>> START Entries supplied

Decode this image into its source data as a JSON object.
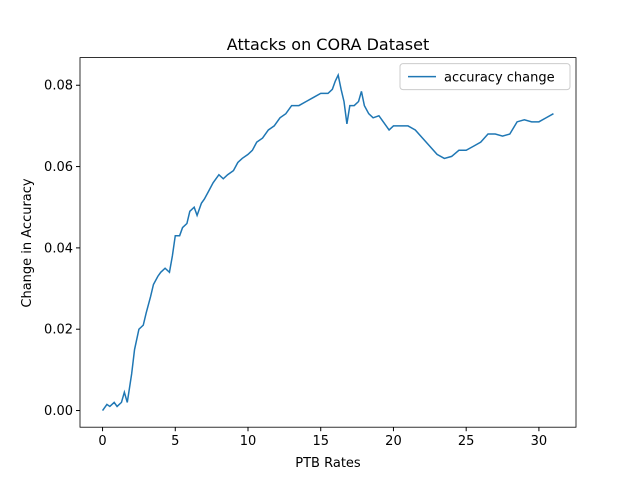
{
  "chart_data": {
    "type": "line",
    "title": "Attacks on CORA Dataset",
    "x_label": "PTB Rates",
    "y_label": "Change in Accuracy",
    "x": [
      0,
      0.3,
      0.5,
      0.8,
      1.0,
      1.3,
      1.5,
      1.7,
      2.0,
      2.2,
      2.5,
      2.8,
      3.0,
      3.3,
      3.5,
      3.8,
      4.0,
      4.3,
      4.6,
      4.8,
      5.0,
      5.3,
      5.5,
      5.8,
      6.0,
      6.3,
      6.5,
      6.8,
      7.0,
      7.3,
      7.6,
      8.0,
      8.3,
      8.6,
      9.0,
      9.3,
      9.6,
      10.0,
      10.3,
      10.6,
      11.0,
      11.4,
      11.8,
      12.2,
      12.6,
      13.0,
      13.5,
      14.0,
      14.5,
      15.0,
      15.5,
      15.8,
      16.0,
      16.2,
      16.4,
      16.6,
      16.8,
      17.0,
      17.3,
      17.6,
      17.8,
      18.0,
      18.3,
      18.6,
      19.0,
      19.3,
      19.7,
      20.0,
      20.5,
      21.0,
      21.5,
      22.0,
      22.5,
      23.0,
      23.5,
      24.0,
      24.5,
      25.0,
      25.5,
      26.0,
      26.5,
      27.0,
      27.5,
      28.0,
      28.5,
      29.0,
      29.5,
      30.0,
      30.5,
      31.0
    ],
    "series": [
      {
        "name": "accuracy change",
        "color": "#1f77b4",
        "values": [
          0.0,
          0.0015,
          0.001,
          0.002,
          0.001,
          0.002,
          0.0045,
          0.002,
          0.009,
          0.015,
          0.02,
          0.021,
          0.024,
          0.028,
          0.031,
          0.033,
          0.034,
          0.035,
          0.034,
          0.038,
          0.043,
          0.043,
          0.045,
          0.046,
          0.049,
          0.05,
          0.048,
          0.051,
          0.052,
          0.054,
          0.056,
          0.058,
          0.057,
          0.058,
          0.059,
          0.061,
          0.062,
          0.063,
          0.064,
          0.066,
          0.067,
          0.069,
          0.07,
          0.072,
          0.073,
          0.075,
          0.075,
          0.076,
          0.077,
          0.078,
          0.078,
          0.079,
          0.081,
          0.0825,
          0.079,
          0.076,
          0.0705,
          0.075,
          0.075,
          0.076,
          0.0785,
          0.075,
          0.073,
          0.072,
          0.0725,
          0.071,
          0.069,
          0.07,
          0.07,
          0.07,
          0.069,
          0.067,
          0.065,
          0.063,
          0.062,
          0.0625,
          0.064,
          0.064,
          0.065,
          0.066,
          0.068,
          0.068,
          0.0675,
          0.068,
          0.071,
          0.0715,
          0.071,
          0.071,
          0.072,
          0.073
        ]
      }
    ],
    "xlim": [
      -1.55,
      32.55
    ],
    "ylim": [
      -0.0041,
      0.0868
    ],
    "xticks": [
      0,
      5,
      10,
      15,
      20,
      25,
      30
    ],
    "yticks": [
      {
        "value": 0,
        "label": "0.00"
      },
      {
        "value": 0.02,
        "label": "0.02"
      },
      {
        "value": 0.04,
        "label": "0.04"
      },
      {
        "value": 0.06,
        "label": "0.06"
      },
      {
        "value": 0.08,
        "label": "0.08"
      }
    ],
    "legend": "upper right"
  }
}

>> END Entries supplied

Job >>
Return the listing above in full and without alteration, excluding its pictures.

Answer to the exercise >>
Decode this image into its source data as a JSON object.
{
  "chart_data": {
    "type": "line",
    "title": "Attacks on CORA Dataset",
    "x_label": "PTB Rates",
    "y_label": "Change in Accuracy",
    "x": [
      0,
      0.3,
      0.5,
      0.8,
      1.0,
      1.3,
      1.5,
      1.7,
      2.0,
      2.2,
      2.5,
      2.8,
      3.0,
      3.3,
      3.5,
      3.8,
      4.0,
      4.3,
      4.6,
      4.8,
      5.0,
      5.3,
      5.5,
      5.8,
      6.0,
      6.3,
      6.5,
      6.8,
      7.0,
      7.3,
      7.6,
      8.0,
      8.3,
      8.6,
      9.0,
      9.3,
      9.6,
      10.0,
      10.3,
      10.6,
      11.0,
      11.4,
      11.8,
      12.2,
      12.6,
      13.0,
      13.5,
      14.0,
      14.5,
      15.0,
      15.5,
      15.8,
      16.0,
      16.2,
      16.4,
      16.6,
      16.8,
      17.0,
      17.3,
      17.6,
      17.8,
      18.0,
      18.3,
      18.6,
      19.0,
      19.3,
      19.7,
      20.0,
      20.5,
      21.0,
      21.5,
      22.0,
      22.5,
      23.0,
      23.5,
      24.0,
      24.5,
      25.0,
      25.5,
      26.0,
      26.5,
      27.0,
      27.5,
      28.0,
      28.5,
      29.0,
      29.5,
      30.0,
      30.5,
      31.0
    ],
    "series": [
      {
        "name": "accuracy change",
        "color": "#1f77b4",
        "values": [
          0.0,
          0.0015,
          0.001,
          0.002,
          0.001,
          0.002,
          0.0045,
          0.002,
          0.009,
          0.015,
          0.02,
          0.021,
          0.024,
          0.028,
          0.031,
          0.033,
          0.034,
          0.035,
          0.034,
          0.038,
          0.043,
          0.043,
          0.045,
          0.046,
          0.049,
          0.05,
          0.048,
          0.051,
          0.052,
          0.054,
          0.056,
          0.058,
          0.057,
          0.058,
          0.059,
          0.061,
          0.062,
          0.063,
          0.064,
          0.066,
          0.067,
          0.069,
          0.07,
          0.072,
          0.073,
          0.075,
          0.075,
          0.076,
          0.077,
          0.078,
          0.078,
          0.079,
          0.081,
          0.0825,
          0.079,
          0.076,
          0.0705,
          0.075,
          0.075,
          0.076,
          0.0785,
          0.075,
          0.073,
          0.072,
          0.0725,
          0.071,
          0.069,
          0.07,
          0.07,
          0.07,
          0.069,
          0.067,
          0.065,
          0.063,
          0.062,
          0.0625,
          0.064,
          0.064,
          0.065,
          0.066,
          0.068,
          0.068,
          0.0675,
          0.068,
          0.071,
          0.0715,
          0.071,
          0.071,
          0.072,
          0.073
        ]
      }
    ],
    "xlim": [
      -1.55,
      32.55
    ],
    "ylim": [
      -0.0041,
      0.0868
    ],
    "xticks": [
      0,
      5,
      10,
      15,
      20,
      25,
      30
    ],
    "yticks": [
      {
        "value": 0,
        "label": "0.00"
      },
      {
        "value": 0.02,
        "label": "0.02"
      },
      {
        "value": 0.04,
        "label": "0.04"
      },
      {
        "value": 0.06,
        "label": "0.06"
      },
      {
        "value": 0.08,
        "label": "0.08"
      }
    ],
    "legend": "upper right"
  }
}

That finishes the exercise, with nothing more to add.